» To be done
Copy out the data below as written; omit any images.

» Exercise inputs
— START —

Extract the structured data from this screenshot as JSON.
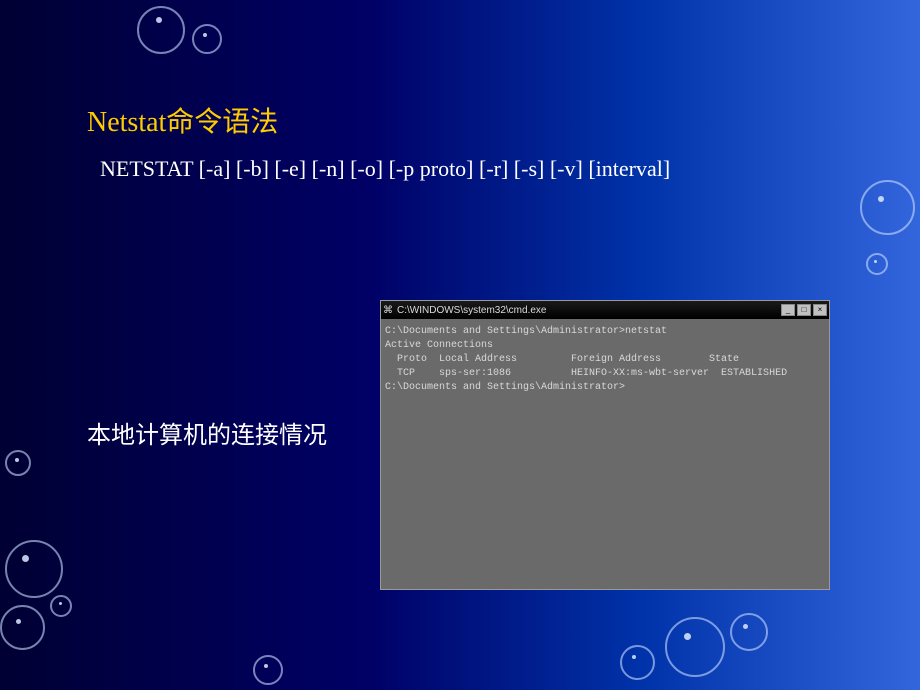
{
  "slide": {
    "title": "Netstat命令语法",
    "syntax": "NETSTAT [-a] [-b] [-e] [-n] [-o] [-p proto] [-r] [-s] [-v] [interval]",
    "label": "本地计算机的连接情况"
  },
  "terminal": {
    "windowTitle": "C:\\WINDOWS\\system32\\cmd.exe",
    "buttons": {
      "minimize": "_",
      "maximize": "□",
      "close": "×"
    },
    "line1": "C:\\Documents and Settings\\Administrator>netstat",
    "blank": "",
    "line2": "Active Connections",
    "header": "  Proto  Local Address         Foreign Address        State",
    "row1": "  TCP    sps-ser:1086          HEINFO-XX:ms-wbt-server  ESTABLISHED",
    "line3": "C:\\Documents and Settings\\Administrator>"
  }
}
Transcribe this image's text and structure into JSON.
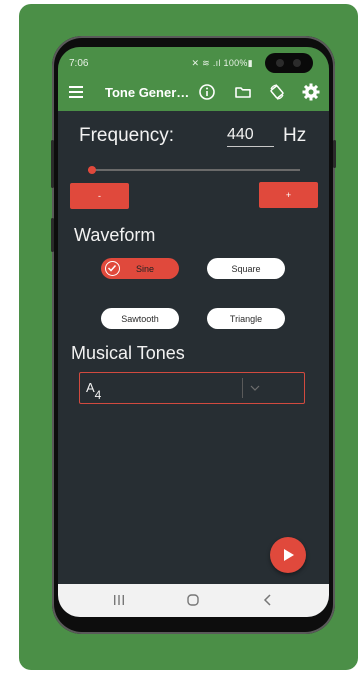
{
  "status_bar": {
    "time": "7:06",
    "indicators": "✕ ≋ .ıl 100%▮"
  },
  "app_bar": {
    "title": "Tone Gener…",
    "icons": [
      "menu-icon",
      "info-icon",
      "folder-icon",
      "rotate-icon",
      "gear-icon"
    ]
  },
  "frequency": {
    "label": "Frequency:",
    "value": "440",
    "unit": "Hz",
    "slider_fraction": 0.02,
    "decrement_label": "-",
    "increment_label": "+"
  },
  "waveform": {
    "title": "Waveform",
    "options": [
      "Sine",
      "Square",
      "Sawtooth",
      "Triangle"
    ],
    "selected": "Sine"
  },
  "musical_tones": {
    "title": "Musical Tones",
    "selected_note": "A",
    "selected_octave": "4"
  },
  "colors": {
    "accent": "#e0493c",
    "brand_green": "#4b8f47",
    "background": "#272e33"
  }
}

— END —

» Exercise result
Extract the structured data from this screenshot as JSON.
{
  "slide": {
    "title": "Netstat命令语法",
    "syntax": "NETSTAT [-a] [-b] [-e] [-n] [-o] [-p proto] [-r] [-s] [-v] [interval]",
    "label": "本地计算机的连接情况"
  },
  "terminal": {
    "windowTitle": "C:\\WINDOWS\\system32\\cmd.exe",
    "buttons": {
      "minimize": "_",
      "maximize": "□",
      "close": "×"
    },
    "line1": "C:\\Documents and Settings\\Administrator>netstat",
    "blank": "",
    "line2": "Active Connections",
    "header": "  Proto  Local Address         Foreign Address        State",
    "row1": "  TCP    sps-ser:1086          HEINFO-XX:ms-wbt-server  ESTABLISHED",
    "line3": "C:\\Documents and Settings\\Administrator>"
  }
}
Transcribe this image's text and structure into JSON.
{
  "status_bar": {
    "time": "7:06",
    "indicators": "✕ ≋ .ıl 100%▮"
  },
  "app_bar": {
    "title": "Tone Gener…",
    "icons": [
      "menu-icon",
      "info-icon",
      "folder-icon",
      "rotate-icon",
      "gear-icon"
    ]
  },
  "frequency": {
    "label": "Frequency:",
    "value": "440",
    "unit": "Hz",
    "slider_fraction": 0.02,
    "decrement_label": "-",
    "increment_label": "+"
  },
  "waveform": {
    "title": "Waveform",
    "options": [
      "Sine",
      "Square",
      "Sawtooth",
      "Triangle"
    ],
    "selected": "Sine"
  },
  "musical_tones": {
    "title": "Musical Tones",
    "selected_note": "A",
    "selected_octave": "4"
  },
  "colors": {
    "accent": "#e0493c",
    "brand_green": "#4b8f47",
    "background": "#272e33"
  }
}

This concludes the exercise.